# Prompt:
Echo the rows below from the line with "legend-swatch-marker bbox=[1071, 766, 1089, 784]" to the line with "panel-b-3-point bbox=[592, 1913, 611, 1932]", both included, with no changes.
· · · ·
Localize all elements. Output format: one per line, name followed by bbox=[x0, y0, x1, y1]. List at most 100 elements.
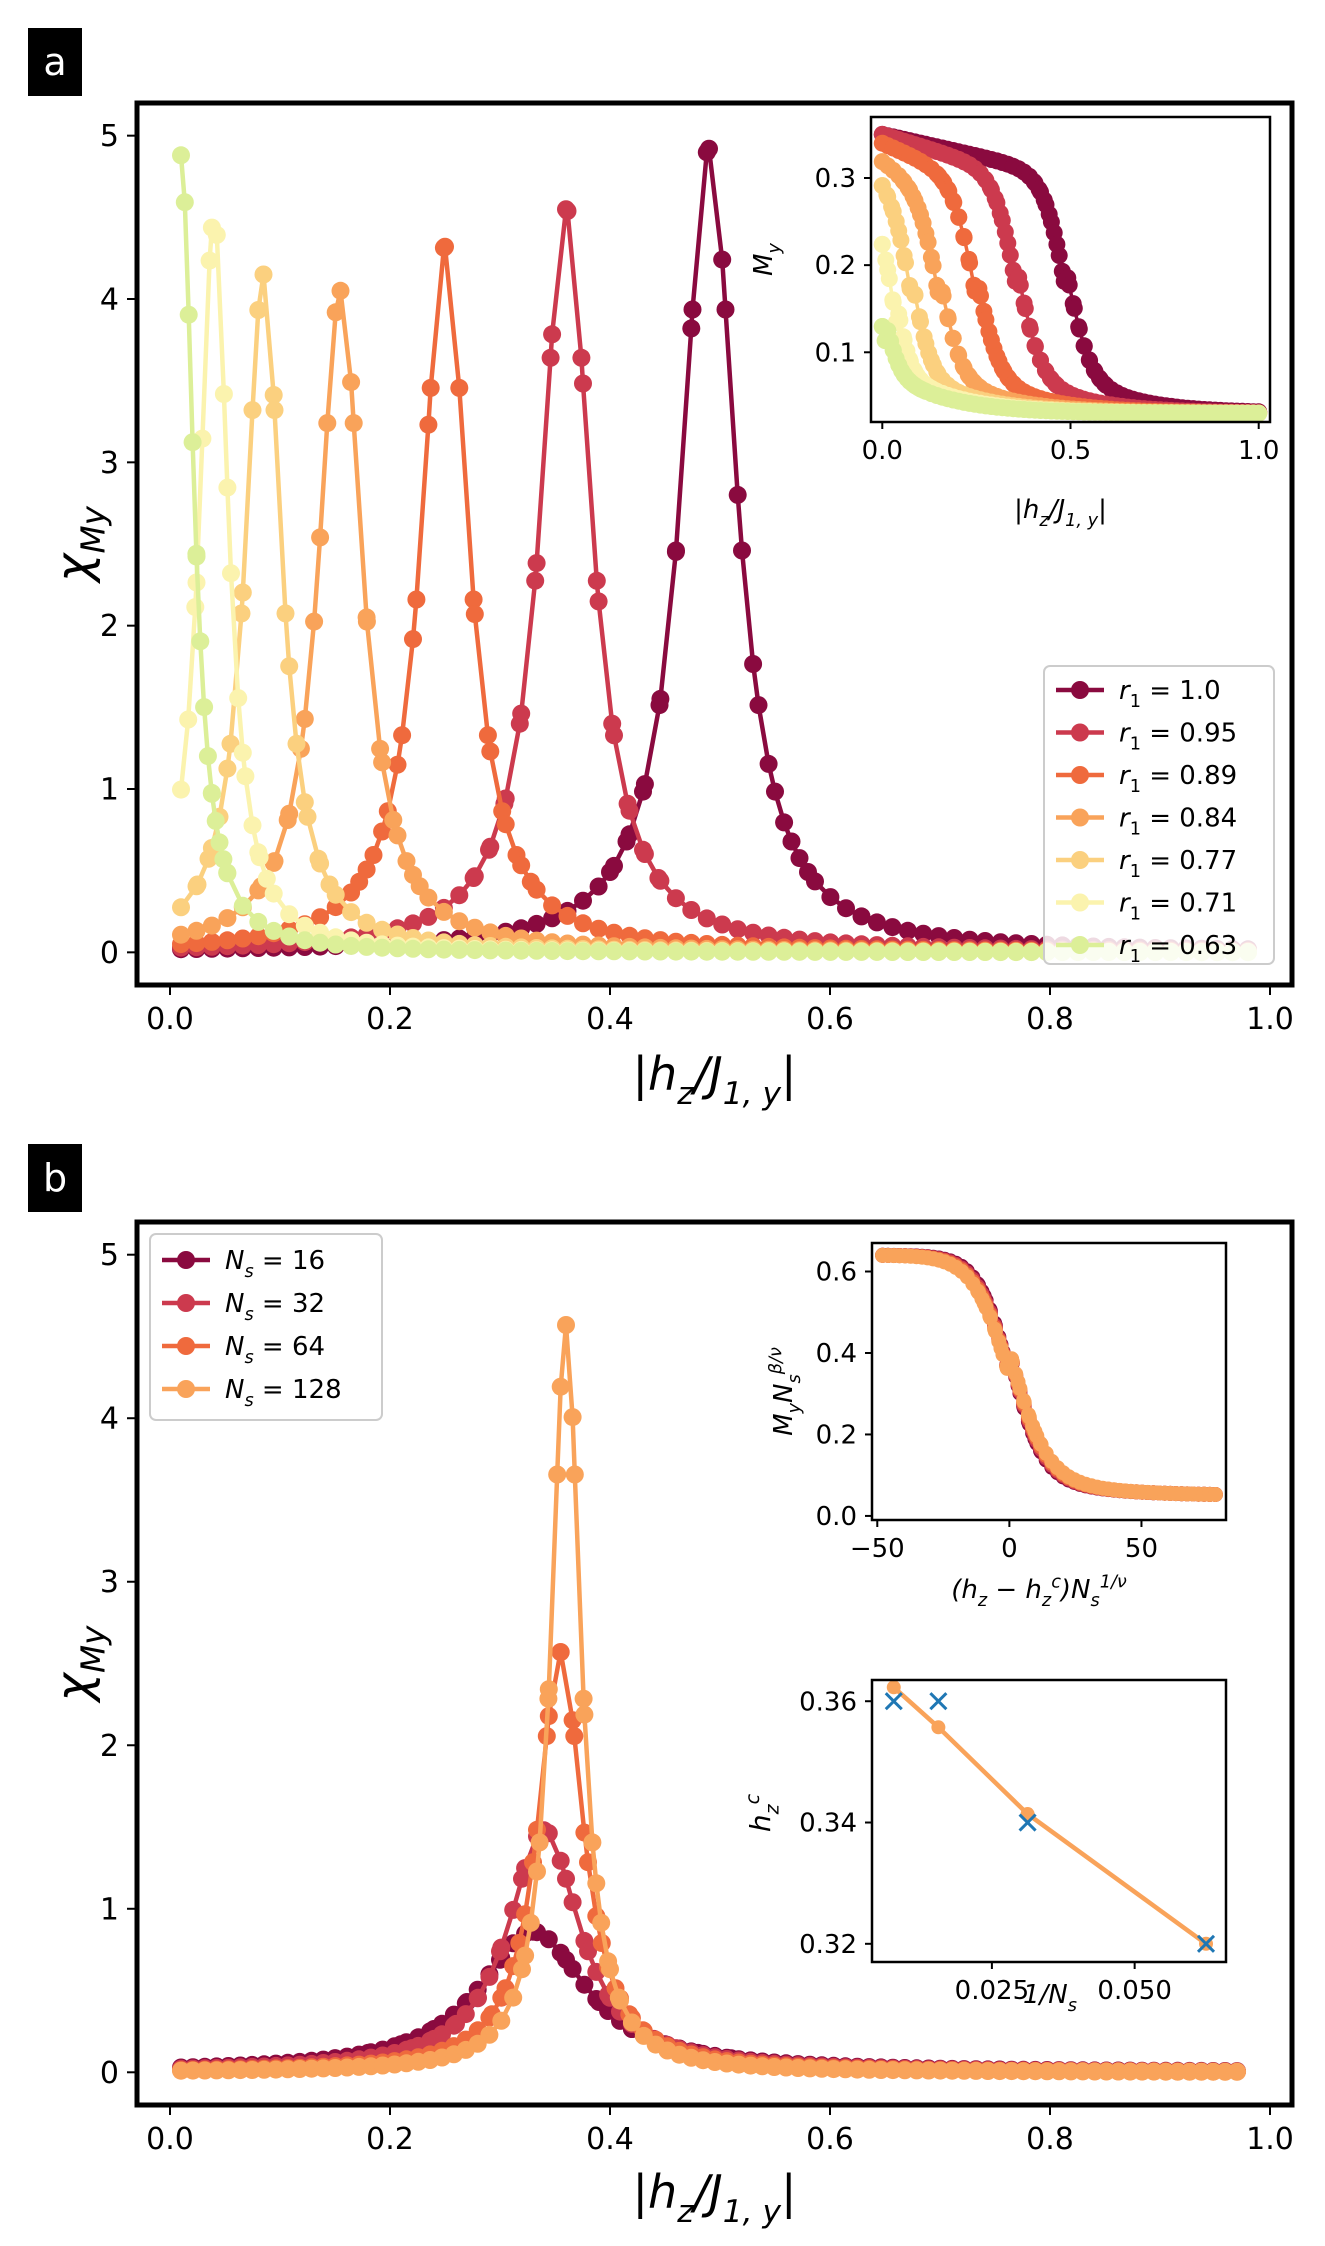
legend-swatch-marker bbox=[1071, 766, 1089, 784]
legend-swatch-marker bbox=[1071, 893, 1089, 912]
panel-b-3-point bbox=[557, 1316, 575, 1334]
panel-a-5-point bbox=[214, 385, 233, 403]
panel-b-3-point bbox=[611, 1991, 629, 2010]
legend-entry-label: r1 = 1.0 bbox=[1119, 676, 1221, 712]
panel-a-4-point bbox=[243, 401, 262, 420]
panel-a-2-point bbox=[419, 415, 438, 434]
panel-a-xlabel: |hz/J1, y| bbox=[633, 1047, 797, 1112]
panel-b-3-point bbox=[575, 1705, 594, 1724]
panel-a-1-point bbox=[404, 914, 422, 933]
y-tick-label: 1 bbox=[100, 773, 119, 808]
y-tick-label: 1 bbox=[100, 1892, 119, 1927]
panel-label-b: b bbox=[28, 1144, 82, 1212]
legend-entry-label: Ns = 64 bbox=[225, 1332, 325, 1368]
panel-a-5-point bbox=[186, 598, 205, 617]
panel-a-1-point bbox=[635, 845, 654, 863]
panel-b-3-point bbox=[592, 1913, 611, 1932]
inset-a-4-point bbox=[912, 313, 929, 331]
panel-b-1-point bbox=[557, 1869, 575, 1888]
panel-a-4-point bbox=[357, 913, 376, 932]
panel-a-6-point bbox=[419, 940, 438, 959]
panel-a-6-point bbox=[512, 941, 531, 960]
panel-a-5-point bbox=[179, 710, 198, 729]
panel-a-6-point bbox=[605, 942, 623, 961]
panel-a-1-point bbox=[728, 920, 747, 939]
panel-a-6-point bbox=[991, 943, 1010, 962]
panel-a-1-point bbox=[541, 348, 560, 367]
panel-b-3-point bbox=[548, 1465, 567, 1484]
inset-b1-3-point bbox=[1012, 1381, 1028, 1396]
legend-entry-label: Ns = 16 bbox=[225, 1246, 325, 1282]
panel-a-6-point bbox=[898, 943, 917, 961]
panel-a-6-point bbox=[682, 942, 701, 961]
panel-a-6-point bbox=[206, 811, 225, 830]
panel-a-5-point bbox=[222, 564, 240, 583]
inset-a-0-point bbox=[1075, 337, 1093, 355]
panel-a-4-point bbox=[280, 657, 299, 676]
legend-entry-label: r1 = 0.63 bbox=[1119, 931, 1237, 967]
panel-a-6-point bbox=[867, 942, 886, 961]
panel-a-2-point bbox=[218, 931, 237, 950]
panel-a-0-point bbox=[716, 300, 735, 319]
panel-a-5-point bbox=[280, 905, 299, 924]
panel-a-6-point bbox=[837, 942, 855, 961]
panel-b-chart: 0.0 0.2 0.4 0.6 0.8 1.0 0 1 2 3 4 5 |hz/J1, y| χMy Ns … bbox=[46, 1219, 1295, 2230]
panel-a-6-point bbox=[191, 632, 210, 651]
panel-a-5-point bbox=[250, 848, 269, 867]
panel-b-xlabel: |hz/J1, y| bbox=[633, 2165, 797, 2230]
inset-b2-fit-point bbox=[931, 1720, 946, 1735]
y-tick-label: 0.4 bbox=[816, 1339, 857, 1369]
y-tick-label: 0.3 bbox=[815, 164, 856, 194]
y-tick-label: 3 bbox=[100, 1565, 119, 1600]
inset-a-1-point bbox=[1011, 276, 1029, 294]
panel-a-2-point bbox=[388, 755, 407, 774]
panel-a-1-point bbox=[713, 915, 732, 934]
x-tick-label: 1.0 bbox=[1246, 2122, 1294, 2157]
panel-label-a: a bbox=[28, 28, 82, 96]
panel-a-0-point bbox=[589, 877, 608, 896]
panel-a-6-point bbox=[434, 940, 453, 959]
panel-a-3-point bbox=[305, 612, 324, 631]
x-tick-label: 1.0 bbox=[1246, 1002, 1294, 1037]
panel-a-6-point bbox=[883, 943, 902, 961]
panel-a-6-point bbox=[945, 943, 964, 961]
panel-a-4-point bbox=[298, 807, 317, 826]
panel-a-1-point bbox=[572, 348, 591, 367]
panel-a-1-point bbox=[589, 592, 608, 611]
panel-a-2-point bbox=[187, 934, 206, 953]
panel-a-4-point bbox=[295, 793, 314, 812]
inset-b2-x-marker bbox=[1196, 1934, 1216, 1953]
panel-b-3-point bbox=[521, 1913, 540, 1932]
legend-swatch-marker bbox=[177, 1337, 195, 1355]
panel-a-6-point bbox=[1022, 943, 1041, 962]
panel-a-0-point bbox=[527, 914, 546, 933]
panel-a-5-point bbox=[218, 478, 237, 497]
panel-a-6-point bbox=[326, 935, 345, 954]
panel-a-6-point bbox=[1007, 943, 1025, 962]
legend-entry-label: r1 = 0.71 bbox=[1119, 889, 1237, 925]
panel-a-frame bbox=[134, 100, 1295, 988]
panel-a-6-point bbox=[233, 896, 252, 915]
panel-a-6-point bbox=[404, 939, 422, 958]
panel-b-3-point bbox=[492, 2011, 511, 2030]
inset-b2-xlabel: 1/Ns bbox=[1023, 1980, 1077, 2016]
panel-a-0-point bbox=[683, 300, 702, 319]
panel-b-3-series bbox=[172, 1316, 1246, 2081]
x-tick-label: 0.6 bbox=[806, 2122, 854, 2157]
panel-b-3-point bbox=[516, 1946, 535, 1965]
panel-b-3-point bbox=[480, 2025, 499, 2044]
y-tick-label: 4 bbox=[100, 283, 119, 318]
panel-b-1-point bbox=[492, 1938, 511, 1957]
y-tick-label: 0.36 bbox=[799, 1687, 857, 1717]
panel-a-1-point bbox=[651, 871, 670, 890]
inset-a-5-point bbox=[880, 270, 898, 288]
panel-a-0-point bbox=[574, 891, 592, 910]
panel-a-3-point bbox=[342, 373, 361, 392]
panel-a-4-point bbox=[188, 875, 207, 894]
panel-a-3-point bbox=[331, 281, 350, 300]
panel-a-2-point bbox=[512, 856, 531, 875]
panel-a-2-point bbox=[364, 846, 383, 864]
x-tick-label: 1.0 bbox=[1238, 436, 1279, 466]
panel-a-2-point bbox=[421, 378, 440, 397]
legend-swatch-marker bbox=[1071, 723, 1089, 742]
· · · ·
# Response for this exercise:
legend-swatch-marker bbox=[1071, 766, 1089, 784]
legend-swatch-marker bbox=[1071, 893, 1089, 912]
panel-b-3-point bbox=[557, 1316, 575, 1334]
panel-a-5-point bbox=[214, 385, 233, 403]
panel-b-3-point bbox=[611, 1991, 629, 2010]
legend-entry-label: r1 = 1.0 bbox=[1119, 676, 1221, 712]
panel-a-4-point bbox=[243, 401, 262, 420]
panel-a-2-point bbox=[419, 415, 438, 434]
panel-a-xlabel: |hz/J1, y| bbox=[633, 1047, 797, 1112]
panel-b-3-point bbox=[575, 1705, 594, 1724]
panel-a-1-point bbox=[404, 914, 422, 933]
y-tick-label: 1 bbox=[100, 773, 119, 808]
y-tick-label: 1 bbox=[100, 1892, 119, 1927]
panel-label-b: b bbox=[28, 1144, 82, 1212]
legend-entry-label: Ns = 64 bbox=[225, 1332, 325, 1368]
panel-a-5-point bbox=[186, 598, 205, 617]
panel-a-1-point bbox=[635, 845, 654, 863]
panel-b-3-point bbox=[592, 1913, 611, 1932]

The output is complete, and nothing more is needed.